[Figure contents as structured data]
• • • • •

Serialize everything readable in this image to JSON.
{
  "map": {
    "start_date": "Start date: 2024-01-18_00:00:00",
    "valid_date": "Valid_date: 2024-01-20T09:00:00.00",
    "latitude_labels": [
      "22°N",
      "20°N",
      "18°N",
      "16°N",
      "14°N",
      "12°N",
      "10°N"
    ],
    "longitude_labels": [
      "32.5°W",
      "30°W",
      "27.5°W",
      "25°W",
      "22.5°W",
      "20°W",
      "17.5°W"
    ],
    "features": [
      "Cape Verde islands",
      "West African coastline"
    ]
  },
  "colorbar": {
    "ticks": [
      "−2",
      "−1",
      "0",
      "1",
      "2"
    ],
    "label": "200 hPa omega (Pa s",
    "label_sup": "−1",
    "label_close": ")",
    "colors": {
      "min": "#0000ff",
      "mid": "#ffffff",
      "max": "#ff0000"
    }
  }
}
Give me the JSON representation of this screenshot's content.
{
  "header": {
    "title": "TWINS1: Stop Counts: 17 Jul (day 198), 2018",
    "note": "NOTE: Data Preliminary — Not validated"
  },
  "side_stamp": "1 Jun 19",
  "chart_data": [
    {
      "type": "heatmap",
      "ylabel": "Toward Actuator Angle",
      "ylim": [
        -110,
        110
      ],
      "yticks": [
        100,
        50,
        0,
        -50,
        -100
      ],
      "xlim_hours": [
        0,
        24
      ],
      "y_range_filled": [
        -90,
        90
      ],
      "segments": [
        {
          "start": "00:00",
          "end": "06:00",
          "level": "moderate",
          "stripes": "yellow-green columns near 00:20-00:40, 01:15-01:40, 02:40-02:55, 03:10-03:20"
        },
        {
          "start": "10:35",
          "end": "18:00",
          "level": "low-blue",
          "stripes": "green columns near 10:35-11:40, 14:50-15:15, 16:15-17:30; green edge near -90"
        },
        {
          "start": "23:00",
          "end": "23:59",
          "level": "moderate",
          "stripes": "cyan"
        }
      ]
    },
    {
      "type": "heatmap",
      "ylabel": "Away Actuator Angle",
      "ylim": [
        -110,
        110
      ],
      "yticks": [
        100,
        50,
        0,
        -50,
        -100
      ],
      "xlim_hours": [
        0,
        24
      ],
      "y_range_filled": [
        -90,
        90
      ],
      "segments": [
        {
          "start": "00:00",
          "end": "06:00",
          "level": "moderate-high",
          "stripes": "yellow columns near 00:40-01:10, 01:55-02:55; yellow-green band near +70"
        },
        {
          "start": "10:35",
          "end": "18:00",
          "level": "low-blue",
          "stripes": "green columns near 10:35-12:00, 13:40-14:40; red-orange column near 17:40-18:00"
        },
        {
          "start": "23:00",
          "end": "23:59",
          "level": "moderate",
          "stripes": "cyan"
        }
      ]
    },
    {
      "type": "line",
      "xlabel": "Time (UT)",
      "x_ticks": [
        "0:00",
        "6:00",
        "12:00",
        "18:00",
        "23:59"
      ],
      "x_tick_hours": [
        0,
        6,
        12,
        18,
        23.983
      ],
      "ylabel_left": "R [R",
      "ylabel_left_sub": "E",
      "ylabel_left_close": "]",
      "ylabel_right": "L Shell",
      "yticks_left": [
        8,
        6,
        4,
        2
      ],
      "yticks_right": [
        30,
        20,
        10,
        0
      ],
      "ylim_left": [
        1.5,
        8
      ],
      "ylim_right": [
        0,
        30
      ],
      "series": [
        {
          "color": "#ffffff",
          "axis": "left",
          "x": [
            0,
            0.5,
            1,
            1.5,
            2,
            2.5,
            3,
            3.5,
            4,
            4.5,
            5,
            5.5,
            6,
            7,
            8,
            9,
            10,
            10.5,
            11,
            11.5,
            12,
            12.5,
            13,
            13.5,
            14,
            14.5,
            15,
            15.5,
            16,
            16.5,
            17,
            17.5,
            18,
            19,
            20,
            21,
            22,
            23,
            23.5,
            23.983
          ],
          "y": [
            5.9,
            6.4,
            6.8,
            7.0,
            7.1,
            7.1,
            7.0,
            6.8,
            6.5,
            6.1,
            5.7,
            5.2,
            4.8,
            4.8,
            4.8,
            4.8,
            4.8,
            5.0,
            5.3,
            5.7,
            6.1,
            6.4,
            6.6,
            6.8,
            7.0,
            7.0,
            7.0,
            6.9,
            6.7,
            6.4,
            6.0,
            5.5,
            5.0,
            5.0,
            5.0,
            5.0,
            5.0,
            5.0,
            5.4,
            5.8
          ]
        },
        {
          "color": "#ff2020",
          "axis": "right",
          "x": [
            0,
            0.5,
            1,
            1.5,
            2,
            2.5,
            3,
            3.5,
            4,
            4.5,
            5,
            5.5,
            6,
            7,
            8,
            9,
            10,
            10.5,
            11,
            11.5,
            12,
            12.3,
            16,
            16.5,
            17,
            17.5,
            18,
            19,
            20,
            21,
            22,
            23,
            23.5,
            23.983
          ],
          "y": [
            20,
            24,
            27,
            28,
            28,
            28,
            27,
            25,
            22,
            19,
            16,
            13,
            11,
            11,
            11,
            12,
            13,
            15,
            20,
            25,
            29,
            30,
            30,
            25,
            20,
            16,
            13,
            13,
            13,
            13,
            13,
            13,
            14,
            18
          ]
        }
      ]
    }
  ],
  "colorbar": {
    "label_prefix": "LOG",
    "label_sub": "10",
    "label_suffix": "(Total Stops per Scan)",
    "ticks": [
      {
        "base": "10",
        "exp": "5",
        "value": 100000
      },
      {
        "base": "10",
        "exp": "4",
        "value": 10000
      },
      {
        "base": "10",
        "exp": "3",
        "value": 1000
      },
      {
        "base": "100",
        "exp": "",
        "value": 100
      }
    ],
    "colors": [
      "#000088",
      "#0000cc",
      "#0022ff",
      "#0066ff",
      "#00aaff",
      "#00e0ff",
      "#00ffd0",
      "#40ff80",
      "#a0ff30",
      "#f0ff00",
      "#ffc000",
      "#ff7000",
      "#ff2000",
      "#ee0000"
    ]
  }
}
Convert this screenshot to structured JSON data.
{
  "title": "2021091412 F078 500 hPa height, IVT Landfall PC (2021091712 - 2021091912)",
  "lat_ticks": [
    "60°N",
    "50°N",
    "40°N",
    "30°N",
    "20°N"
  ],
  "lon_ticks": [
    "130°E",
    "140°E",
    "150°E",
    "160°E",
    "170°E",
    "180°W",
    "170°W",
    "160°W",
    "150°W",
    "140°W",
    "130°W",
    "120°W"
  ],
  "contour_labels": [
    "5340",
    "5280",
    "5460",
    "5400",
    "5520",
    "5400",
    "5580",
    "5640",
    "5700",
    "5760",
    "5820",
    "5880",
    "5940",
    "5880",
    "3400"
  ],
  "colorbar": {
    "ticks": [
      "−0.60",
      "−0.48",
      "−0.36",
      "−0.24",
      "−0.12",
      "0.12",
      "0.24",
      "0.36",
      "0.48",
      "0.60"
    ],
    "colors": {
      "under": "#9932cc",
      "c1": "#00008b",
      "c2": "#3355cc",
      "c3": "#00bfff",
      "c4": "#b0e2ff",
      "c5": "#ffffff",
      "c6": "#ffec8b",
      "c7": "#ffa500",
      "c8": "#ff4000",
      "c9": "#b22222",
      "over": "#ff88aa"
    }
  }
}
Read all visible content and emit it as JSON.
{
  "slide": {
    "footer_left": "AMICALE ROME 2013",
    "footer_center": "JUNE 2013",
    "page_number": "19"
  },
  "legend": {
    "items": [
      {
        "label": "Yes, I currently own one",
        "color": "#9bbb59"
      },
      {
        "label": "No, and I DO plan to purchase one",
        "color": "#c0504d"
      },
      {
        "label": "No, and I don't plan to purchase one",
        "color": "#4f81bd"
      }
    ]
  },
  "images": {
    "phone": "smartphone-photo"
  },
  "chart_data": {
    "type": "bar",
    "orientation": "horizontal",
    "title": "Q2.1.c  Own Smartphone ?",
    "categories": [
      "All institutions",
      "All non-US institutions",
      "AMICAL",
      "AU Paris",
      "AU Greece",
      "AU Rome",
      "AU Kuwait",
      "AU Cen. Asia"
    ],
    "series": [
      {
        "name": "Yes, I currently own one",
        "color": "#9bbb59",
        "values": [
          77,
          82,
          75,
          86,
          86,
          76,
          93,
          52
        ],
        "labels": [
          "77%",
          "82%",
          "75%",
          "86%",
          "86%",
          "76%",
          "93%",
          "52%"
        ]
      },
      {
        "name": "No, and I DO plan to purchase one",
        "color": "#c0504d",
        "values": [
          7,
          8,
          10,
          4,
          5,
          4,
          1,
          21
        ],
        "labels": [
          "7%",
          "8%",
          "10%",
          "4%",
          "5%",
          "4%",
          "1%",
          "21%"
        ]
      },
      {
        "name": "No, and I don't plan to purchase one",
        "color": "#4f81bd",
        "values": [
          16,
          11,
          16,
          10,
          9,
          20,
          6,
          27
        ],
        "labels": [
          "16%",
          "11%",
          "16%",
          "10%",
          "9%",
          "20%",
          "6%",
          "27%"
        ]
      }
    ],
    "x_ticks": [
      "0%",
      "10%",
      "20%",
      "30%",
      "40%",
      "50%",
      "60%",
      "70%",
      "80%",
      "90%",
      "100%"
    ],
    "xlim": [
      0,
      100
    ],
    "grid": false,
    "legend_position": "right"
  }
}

• • • • •

What you have to do
Working from the listing above, pick out every line that has "near" and copy it.

The response
          "stripes": "yellow-green columns near 00:20-00:40, 01:15-01:40, 02:40-02:55, 03:10-03:20"
          "stripes": "green columns near 10:35-11:40, 14:50-15:15, 16:15-17:30; green edge near -90"
          "stripes": "yellow columns near 00:40-01:10, 01:55-02:55; yellow-green band near +70"
          "stripes": "green columns near 10:35-12:00, 13:40-14:40; red-orange column near 17:40-18:00"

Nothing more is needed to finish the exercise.